→ Aim of the task
Filter the data for lines with the word "être", then copy every line so identified.

(Stored items from a collection)
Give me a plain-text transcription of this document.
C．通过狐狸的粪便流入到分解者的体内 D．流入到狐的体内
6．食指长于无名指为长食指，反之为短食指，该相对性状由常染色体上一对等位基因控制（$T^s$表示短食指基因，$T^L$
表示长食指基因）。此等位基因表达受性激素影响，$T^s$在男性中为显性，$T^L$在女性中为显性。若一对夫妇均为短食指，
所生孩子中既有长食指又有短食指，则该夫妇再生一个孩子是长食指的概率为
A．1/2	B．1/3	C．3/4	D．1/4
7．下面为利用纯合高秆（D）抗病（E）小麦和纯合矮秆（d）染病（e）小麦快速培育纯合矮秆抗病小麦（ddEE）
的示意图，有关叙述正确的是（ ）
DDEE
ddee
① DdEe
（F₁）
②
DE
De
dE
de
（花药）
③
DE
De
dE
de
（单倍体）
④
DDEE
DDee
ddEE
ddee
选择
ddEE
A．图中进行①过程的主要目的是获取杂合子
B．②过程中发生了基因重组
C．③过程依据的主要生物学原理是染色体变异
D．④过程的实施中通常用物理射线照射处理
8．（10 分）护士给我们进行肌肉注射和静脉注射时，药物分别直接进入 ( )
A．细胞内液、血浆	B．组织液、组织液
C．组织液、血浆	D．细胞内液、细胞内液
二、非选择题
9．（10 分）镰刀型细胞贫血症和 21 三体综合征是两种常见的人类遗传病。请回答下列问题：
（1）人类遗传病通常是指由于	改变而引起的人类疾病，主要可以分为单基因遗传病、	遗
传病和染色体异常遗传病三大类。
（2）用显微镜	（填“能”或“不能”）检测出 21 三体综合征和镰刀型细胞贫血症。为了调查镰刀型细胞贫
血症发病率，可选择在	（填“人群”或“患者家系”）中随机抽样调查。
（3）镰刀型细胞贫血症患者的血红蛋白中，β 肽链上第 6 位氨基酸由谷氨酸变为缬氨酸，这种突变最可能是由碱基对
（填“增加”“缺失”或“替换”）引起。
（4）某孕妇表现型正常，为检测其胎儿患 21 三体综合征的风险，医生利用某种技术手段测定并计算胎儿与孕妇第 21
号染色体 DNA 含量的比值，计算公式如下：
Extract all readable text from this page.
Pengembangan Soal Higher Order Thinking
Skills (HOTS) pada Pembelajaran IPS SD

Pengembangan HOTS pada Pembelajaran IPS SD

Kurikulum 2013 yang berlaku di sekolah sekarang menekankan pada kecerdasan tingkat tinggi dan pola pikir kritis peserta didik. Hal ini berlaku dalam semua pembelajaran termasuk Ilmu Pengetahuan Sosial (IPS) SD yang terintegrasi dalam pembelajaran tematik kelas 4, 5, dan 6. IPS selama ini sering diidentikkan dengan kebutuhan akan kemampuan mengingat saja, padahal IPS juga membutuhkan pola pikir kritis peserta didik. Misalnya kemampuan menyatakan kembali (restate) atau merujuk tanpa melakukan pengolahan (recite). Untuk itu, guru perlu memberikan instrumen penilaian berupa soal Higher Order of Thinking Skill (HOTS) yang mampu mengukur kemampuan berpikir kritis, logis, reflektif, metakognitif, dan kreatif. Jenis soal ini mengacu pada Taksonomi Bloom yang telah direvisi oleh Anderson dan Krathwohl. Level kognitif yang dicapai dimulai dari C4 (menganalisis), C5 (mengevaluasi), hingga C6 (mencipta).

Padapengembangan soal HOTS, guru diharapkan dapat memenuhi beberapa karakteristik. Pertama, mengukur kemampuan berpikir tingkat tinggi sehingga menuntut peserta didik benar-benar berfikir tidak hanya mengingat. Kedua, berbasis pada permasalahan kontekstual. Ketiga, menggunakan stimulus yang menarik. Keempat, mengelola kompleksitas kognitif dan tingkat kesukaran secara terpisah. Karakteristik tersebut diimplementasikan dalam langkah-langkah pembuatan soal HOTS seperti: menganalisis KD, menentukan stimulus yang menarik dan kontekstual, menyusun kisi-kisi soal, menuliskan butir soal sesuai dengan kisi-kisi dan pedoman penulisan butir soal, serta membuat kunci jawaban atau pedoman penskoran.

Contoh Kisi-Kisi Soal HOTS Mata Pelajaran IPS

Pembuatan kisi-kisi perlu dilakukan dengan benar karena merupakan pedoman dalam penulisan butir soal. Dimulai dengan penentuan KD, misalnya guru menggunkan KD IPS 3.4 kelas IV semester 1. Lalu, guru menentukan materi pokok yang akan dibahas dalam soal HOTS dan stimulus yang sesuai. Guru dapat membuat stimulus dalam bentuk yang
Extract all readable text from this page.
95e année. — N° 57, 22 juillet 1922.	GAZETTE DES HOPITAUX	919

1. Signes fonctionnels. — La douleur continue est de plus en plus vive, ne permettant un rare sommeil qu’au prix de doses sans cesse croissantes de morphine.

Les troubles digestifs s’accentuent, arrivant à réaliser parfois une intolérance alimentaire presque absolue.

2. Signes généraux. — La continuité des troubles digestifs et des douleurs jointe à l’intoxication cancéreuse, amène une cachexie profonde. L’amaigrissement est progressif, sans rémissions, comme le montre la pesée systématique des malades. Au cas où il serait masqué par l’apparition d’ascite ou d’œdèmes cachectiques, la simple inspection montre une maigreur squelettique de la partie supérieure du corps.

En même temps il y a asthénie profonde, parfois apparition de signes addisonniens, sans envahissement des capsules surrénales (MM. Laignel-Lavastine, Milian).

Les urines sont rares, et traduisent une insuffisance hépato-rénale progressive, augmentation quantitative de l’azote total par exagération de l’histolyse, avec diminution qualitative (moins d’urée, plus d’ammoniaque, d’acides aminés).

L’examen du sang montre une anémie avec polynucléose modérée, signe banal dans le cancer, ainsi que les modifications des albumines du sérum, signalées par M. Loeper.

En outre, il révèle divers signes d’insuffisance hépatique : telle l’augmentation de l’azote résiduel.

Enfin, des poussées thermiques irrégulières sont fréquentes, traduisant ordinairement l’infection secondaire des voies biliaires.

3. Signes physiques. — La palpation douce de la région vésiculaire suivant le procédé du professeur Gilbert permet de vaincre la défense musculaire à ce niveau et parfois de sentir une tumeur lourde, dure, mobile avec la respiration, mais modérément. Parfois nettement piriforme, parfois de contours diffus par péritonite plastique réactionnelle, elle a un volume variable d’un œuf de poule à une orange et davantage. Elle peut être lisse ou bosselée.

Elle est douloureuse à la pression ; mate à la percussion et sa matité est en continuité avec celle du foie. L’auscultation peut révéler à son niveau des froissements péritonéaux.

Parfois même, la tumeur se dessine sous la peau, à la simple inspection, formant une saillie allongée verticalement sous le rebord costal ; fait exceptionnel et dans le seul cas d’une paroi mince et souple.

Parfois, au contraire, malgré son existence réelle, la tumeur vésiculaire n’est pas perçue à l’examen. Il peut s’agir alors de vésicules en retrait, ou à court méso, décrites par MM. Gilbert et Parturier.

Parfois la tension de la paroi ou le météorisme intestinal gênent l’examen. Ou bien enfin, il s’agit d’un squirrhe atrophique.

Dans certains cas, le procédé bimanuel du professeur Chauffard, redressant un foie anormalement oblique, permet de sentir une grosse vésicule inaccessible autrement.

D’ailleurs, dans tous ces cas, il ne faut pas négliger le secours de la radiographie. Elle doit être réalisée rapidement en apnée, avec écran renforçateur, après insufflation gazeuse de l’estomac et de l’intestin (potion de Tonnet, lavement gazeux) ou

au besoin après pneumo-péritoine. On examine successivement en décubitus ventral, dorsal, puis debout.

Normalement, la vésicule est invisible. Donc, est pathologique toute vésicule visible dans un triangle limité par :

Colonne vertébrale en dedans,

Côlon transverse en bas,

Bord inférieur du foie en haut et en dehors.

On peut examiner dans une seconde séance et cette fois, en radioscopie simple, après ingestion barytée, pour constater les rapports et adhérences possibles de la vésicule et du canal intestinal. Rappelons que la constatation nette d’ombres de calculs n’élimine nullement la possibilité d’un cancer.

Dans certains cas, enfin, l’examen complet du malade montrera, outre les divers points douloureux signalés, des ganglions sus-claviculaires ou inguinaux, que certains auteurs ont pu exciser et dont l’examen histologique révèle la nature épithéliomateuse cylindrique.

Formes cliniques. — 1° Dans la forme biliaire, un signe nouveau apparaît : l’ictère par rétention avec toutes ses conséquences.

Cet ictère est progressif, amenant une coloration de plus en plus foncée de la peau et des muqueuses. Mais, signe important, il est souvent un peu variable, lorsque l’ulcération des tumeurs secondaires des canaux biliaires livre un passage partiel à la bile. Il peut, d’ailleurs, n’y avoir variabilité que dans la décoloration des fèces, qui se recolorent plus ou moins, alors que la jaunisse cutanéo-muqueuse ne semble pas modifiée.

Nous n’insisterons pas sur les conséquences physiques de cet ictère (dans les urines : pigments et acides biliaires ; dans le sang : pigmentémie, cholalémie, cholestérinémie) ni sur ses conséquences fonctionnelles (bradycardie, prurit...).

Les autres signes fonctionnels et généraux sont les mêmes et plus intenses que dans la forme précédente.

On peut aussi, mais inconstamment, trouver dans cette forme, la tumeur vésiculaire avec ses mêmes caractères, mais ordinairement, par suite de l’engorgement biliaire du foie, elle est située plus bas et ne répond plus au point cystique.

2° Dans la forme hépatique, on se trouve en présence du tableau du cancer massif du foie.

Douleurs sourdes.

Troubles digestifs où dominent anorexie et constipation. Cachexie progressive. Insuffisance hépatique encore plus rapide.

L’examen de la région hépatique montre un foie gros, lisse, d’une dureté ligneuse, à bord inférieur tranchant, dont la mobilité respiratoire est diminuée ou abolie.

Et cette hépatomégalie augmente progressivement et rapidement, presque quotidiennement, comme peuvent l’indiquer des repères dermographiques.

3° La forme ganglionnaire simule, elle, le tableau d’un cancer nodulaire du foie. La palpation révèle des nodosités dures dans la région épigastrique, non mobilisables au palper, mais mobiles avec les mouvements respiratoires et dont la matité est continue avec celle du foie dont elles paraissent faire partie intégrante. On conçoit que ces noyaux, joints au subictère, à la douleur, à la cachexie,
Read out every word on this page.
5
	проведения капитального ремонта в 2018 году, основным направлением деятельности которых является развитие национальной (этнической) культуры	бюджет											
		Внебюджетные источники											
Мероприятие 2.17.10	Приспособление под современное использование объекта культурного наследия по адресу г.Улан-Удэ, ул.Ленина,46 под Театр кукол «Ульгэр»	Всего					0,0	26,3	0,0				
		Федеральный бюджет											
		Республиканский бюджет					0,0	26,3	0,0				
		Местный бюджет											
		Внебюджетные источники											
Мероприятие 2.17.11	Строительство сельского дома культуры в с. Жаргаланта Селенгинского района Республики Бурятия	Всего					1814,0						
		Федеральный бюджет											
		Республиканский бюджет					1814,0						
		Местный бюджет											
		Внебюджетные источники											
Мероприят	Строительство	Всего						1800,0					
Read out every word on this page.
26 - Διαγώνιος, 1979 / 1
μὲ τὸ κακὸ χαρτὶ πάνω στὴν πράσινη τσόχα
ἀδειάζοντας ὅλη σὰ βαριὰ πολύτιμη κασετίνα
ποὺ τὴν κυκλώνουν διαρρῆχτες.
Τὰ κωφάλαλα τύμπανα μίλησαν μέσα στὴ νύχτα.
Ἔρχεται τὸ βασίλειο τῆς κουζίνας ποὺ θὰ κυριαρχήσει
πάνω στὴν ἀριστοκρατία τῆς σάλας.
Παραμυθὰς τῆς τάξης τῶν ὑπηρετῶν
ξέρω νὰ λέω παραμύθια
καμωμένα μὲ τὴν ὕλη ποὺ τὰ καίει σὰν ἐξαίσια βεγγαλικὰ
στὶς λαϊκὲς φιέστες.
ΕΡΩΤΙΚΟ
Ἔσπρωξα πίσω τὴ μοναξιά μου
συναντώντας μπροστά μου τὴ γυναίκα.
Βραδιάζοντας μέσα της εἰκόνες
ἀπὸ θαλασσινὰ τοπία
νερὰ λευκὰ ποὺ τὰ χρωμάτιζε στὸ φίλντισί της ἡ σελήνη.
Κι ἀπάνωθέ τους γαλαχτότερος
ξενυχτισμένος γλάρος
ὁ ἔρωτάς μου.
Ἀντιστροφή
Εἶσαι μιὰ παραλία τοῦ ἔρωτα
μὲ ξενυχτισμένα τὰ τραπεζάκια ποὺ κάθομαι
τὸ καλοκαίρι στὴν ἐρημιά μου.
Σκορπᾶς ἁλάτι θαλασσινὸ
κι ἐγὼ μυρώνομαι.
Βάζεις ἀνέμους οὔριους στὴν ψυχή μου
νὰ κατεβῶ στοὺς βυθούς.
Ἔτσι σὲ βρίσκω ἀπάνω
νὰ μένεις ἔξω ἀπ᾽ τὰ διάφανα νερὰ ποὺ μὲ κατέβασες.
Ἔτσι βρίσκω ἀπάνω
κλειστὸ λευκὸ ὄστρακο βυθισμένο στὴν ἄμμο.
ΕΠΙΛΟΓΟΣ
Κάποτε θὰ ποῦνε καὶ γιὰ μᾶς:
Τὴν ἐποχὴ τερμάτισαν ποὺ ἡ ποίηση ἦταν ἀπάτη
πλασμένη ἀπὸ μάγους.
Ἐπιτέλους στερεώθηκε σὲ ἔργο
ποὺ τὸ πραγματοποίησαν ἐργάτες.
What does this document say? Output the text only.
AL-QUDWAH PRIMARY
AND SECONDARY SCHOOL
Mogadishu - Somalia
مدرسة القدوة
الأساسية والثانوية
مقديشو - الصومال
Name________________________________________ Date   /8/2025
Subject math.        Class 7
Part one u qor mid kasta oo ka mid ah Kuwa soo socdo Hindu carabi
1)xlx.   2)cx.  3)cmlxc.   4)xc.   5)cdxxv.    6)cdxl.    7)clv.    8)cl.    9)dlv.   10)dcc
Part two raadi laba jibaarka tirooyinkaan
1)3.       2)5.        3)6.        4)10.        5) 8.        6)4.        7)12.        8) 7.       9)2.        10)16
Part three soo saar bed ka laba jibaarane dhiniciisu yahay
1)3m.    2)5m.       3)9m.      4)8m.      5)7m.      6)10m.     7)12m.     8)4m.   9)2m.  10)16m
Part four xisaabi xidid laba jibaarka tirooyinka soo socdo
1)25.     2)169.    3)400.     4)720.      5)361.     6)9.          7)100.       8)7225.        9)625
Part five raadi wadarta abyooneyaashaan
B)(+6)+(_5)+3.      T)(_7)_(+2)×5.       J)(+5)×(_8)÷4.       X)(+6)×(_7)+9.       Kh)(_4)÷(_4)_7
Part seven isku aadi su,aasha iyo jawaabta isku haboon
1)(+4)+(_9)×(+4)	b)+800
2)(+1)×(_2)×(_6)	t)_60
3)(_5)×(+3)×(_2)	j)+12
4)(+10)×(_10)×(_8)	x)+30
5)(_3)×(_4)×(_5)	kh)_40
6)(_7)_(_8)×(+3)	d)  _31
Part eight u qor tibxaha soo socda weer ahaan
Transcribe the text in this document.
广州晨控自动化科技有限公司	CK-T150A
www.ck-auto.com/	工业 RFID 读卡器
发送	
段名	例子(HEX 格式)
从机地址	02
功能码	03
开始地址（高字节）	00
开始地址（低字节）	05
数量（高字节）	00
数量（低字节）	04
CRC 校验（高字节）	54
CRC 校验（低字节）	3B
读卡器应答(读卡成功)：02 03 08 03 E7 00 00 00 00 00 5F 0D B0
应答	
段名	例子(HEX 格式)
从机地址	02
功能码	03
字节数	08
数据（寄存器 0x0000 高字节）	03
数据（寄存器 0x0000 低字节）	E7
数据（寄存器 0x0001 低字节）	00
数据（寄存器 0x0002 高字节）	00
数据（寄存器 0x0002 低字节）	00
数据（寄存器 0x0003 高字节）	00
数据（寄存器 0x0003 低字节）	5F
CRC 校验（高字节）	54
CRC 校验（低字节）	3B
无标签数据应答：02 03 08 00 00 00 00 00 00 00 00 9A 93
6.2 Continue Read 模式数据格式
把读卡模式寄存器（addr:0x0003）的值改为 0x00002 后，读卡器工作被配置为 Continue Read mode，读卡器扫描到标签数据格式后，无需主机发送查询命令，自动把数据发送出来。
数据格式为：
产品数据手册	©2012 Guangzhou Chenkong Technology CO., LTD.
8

→ Full answer
3. Signes physiques. — La palpation douce de la région vésiculaire suivant le procédé du professeur Gilbert permet de vaincre la défense musculaire à ce niveau et parfois de sentir une tumeur lourde, dure, mobile avec la respiration, mais modérément. Parfois nettement piriforme, parfois de contours diffus par péritonite plastique réactionnelle, elle a un volume variable d’un œuf de poule à une orange et davantage. Elle peut être lisse ou bosselée.
D’ailleurs, dans tous ces cas, il ne faut pas négliger le secours de la radiographie. Elle doit être réalisée rapidement en apnée, avec écran renforçateur, après insufflation gazeuse de l’estomac et de l’intestin (potion de Tonnet, lavement gazeux) ou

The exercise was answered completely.